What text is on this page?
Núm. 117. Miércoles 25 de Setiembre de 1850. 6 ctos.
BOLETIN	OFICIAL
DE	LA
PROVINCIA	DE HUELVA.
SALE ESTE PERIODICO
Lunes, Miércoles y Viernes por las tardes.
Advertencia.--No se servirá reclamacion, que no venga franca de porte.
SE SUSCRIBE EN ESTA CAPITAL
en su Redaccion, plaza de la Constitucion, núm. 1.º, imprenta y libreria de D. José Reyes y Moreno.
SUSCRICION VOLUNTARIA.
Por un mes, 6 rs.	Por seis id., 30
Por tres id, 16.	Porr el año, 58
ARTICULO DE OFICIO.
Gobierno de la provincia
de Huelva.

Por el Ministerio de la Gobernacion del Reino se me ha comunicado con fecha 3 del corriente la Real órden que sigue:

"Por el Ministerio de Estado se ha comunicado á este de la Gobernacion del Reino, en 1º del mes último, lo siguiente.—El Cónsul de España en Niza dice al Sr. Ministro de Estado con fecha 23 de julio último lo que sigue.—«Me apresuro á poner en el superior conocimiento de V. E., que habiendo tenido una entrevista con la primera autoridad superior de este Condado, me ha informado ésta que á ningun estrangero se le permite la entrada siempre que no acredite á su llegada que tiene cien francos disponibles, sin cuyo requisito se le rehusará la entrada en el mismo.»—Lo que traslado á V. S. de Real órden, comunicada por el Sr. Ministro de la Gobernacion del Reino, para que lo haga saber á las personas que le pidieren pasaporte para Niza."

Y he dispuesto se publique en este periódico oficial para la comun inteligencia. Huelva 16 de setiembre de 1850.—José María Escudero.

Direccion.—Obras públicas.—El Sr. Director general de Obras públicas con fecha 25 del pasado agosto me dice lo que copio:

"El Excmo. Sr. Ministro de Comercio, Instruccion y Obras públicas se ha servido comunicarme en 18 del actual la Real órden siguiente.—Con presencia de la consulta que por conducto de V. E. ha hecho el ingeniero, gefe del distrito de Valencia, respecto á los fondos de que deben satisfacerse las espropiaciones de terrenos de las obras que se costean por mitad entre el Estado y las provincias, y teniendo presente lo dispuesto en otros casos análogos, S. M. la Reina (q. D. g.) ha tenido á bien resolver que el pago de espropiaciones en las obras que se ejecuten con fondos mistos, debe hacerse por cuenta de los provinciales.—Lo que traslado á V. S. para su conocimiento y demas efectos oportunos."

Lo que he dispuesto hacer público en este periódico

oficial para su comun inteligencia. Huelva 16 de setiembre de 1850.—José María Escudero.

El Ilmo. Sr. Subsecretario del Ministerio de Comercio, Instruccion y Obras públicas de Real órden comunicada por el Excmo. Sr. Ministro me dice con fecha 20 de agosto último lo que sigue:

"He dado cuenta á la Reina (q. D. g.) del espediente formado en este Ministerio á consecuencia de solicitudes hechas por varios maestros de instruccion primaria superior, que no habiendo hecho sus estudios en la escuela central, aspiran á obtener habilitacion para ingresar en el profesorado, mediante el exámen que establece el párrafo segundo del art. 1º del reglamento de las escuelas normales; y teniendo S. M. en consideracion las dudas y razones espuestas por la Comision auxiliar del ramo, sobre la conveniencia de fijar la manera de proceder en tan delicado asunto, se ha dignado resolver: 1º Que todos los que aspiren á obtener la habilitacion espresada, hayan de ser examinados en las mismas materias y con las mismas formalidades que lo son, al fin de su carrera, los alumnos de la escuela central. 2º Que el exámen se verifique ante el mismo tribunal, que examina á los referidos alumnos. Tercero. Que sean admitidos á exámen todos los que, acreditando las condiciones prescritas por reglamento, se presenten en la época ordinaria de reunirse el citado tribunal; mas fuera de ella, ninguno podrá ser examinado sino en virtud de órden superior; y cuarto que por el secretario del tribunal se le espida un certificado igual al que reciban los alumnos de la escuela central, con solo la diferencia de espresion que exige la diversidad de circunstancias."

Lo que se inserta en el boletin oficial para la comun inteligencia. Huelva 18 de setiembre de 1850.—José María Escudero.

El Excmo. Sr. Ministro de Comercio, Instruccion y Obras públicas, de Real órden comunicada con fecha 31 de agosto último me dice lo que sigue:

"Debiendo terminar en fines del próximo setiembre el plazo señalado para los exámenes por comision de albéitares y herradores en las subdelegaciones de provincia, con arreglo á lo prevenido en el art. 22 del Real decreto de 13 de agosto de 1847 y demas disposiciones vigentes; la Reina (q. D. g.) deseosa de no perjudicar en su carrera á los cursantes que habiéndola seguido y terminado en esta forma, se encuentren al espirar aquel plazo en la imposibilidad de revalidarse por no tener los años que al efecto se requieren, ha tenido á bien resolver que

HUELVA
□ □ □ □ □ □ □
(Stated task)
The listing above should be transcribed in full, exactly as written.

(Solution for this task)
What text is on this page?
Núm. 117. Miércoles 25 de Setiembre de 1850. 6 ctos.
BOLETIN	OFICIAL
DE	LA
PROVINCIA	DE HUELVA.
SALE ESTE PERIODICO
Lunes, Miércoles y Viernes por las tardes.
Advertencia.--No se servirá reclamacion, que no venga franca de porte.
SE SUSCRIBE EN ESTA CAPITAL
en su Redaccion, plaza de la Constitucion, núm. 1.º, imprenta y libreria de D. José Reyes y Moreno.
SUSCRICION VOLUNTARIA.
Por un mes, 6 rs.	Por seis id., 30
Por tres id, 16.	Porr el año, 58
ARTICULO DE OFICIO.
Gobierno de la provincia
de Huelva.

Por el Ministerio de la Gobernacion del Reino se me ha comunicado con fecha 3 del corriente la Real órden que sigue:

"Por el Ministerio de Estado se ha comunicado á este de la Gobernacion del Reino, en 1º del mes último, lo siguiente.—El Cónsul de España en Niza dice al Sr. Ministro de Estado con fecha 23 de julio último lo que sigue.—«Me apresuro á poner en el superior conocimiento de V. E., que habiendo tenido una entrevista con la primera autoridad superior de este Condado, me ha informado ésta que á ningun estrangero se le permite la entrada siempre que no acredite á su llegada que tiene cien francos disponibles, sin cuyo requisito se le rehusará la entrada en el mismo.»—Lo que traslado á V. S. de Real órden, comunicada por el Sr. Ministro de la Gobernacion del Reino, para que lo haga saber á las personas que le pidieren pasaporte para Niza."

Y he dispuesto se publique en este periódico oficial para la comun inteligencia. Huelva 16 de setiembre de 1850.—José María Escudero.

Direccion.—Obras públicas.—El Sr. Director general de Obras públicas con fecha 25 del pasado agosto me dice lo que copio:

"El Excmo. Sr. Ministro de Comercio, Instruccion y Obras públicas se ha servido comunicarme en 18 del actual la Real órden siguiente.—Con presencia de la consulta que por conducto de V. E. ha hecho el ingeniero, gefe del distrito de Valencia, respecto á los fondos de que deben satisfacerse las espropiaciones de terrenos de las obras que se costean por mitad entre el Estado y las provincias, y teniendo presente lo dispuesto en otros casos análogos, S. M. la Reina (q. D. g.) ha tenido á bien resolver que el pago de espropiaciones en las obras que se ejecuten con fondos mistos, debe hacerse por cuenta de los provinciales.—Lo que traslado á V. S. para su conocimiento y demas efectos oportunos."

Lo que he dispuesto hacer público en este periódico

oficial para su comun inteligencia. Huelva 16 de setiembre de 1850.—José María Escudero.

El Ilmo. Sr. Subsecretario del Ministerio de Comercio, Instruccion y Obras públicas de Real órden comunicada por el Excmo. Sr. Ministro me dice con fecha 20 de agosto último lo que sigue:

"He dado cuenta á la Reina (q. D. g.) del espediente formado en este Ministerio á consecuencia de solicitudes hechas por varios maestros de instruccion primaria superior, que no habiendo hecho sus estudios en la escuela central, aspiran á obtener habilitacion para ingresar en el profesorado, mediante el exámen que establece el párrafo segundo del art. 1º del reglamento de las escuelas normales; y teniendo S. M. en consideracion las dudas y razones espuestas por la Comision auxiliar del ramo, sobre la conveniencia de fijar la manera de proceder en tan delicado asunto, se ha dignado resolver: 1º Que todos los que aspiren á obtener la habilitacion espresada, hayan de ser examinados en las mismas materias y con las mismas formalidades que lo son, al fin de su carrera, los alumnos de la escuela central. 2º Que el exámen se verifique ante el mismo tribunal, que examina á los referidos alumnos. Tercero. Que sean admitidos á exámen todos los que, acreditando las condiciones prescritas por reglamento, se presenten en la época ordinaria de reunirse el citado tribunal; mas fuera de ella, ninguno podrá ser examinado sino en virtud de órden superior; y cuarto que por el secretario del tribunal se le espida un certificado igual al que reciban los alumnos de la escuela central, con solo la diferencia de espresion que exige la diversidad de circunstancias."

Lo que se inserta en el boletin oficial para la comun inteligencia. Huelva 18 de setiembre de 1850.—José María Escudero.

El Excmo. Sr. Ministro de Comercio, Instruccion y Obras públicas, de Real órden comunicada con fecha 31 de agosto último me dice lo que sigue:

"Debiendo terminar en fines del próximo setiembre el plazo señalado para los exámenes por comision de albéitares y herradores en las subdelegaciones de provincia, con arreglo á lo prevenido en el art. 22 del Real decreto de 13 de agosto de 1847 y demas disposiciones vigentes; la Reina (q. D. g.) deseosa de no perjudicar en su carrera á los cursantes que habiéndola seguido y terminado en esta forma, se encuentren al espirar aquel plazo en la imposibilidad de revalidarse por no tener los años que al efecto se requieren, ha tenido á bien resolver que

HUELVA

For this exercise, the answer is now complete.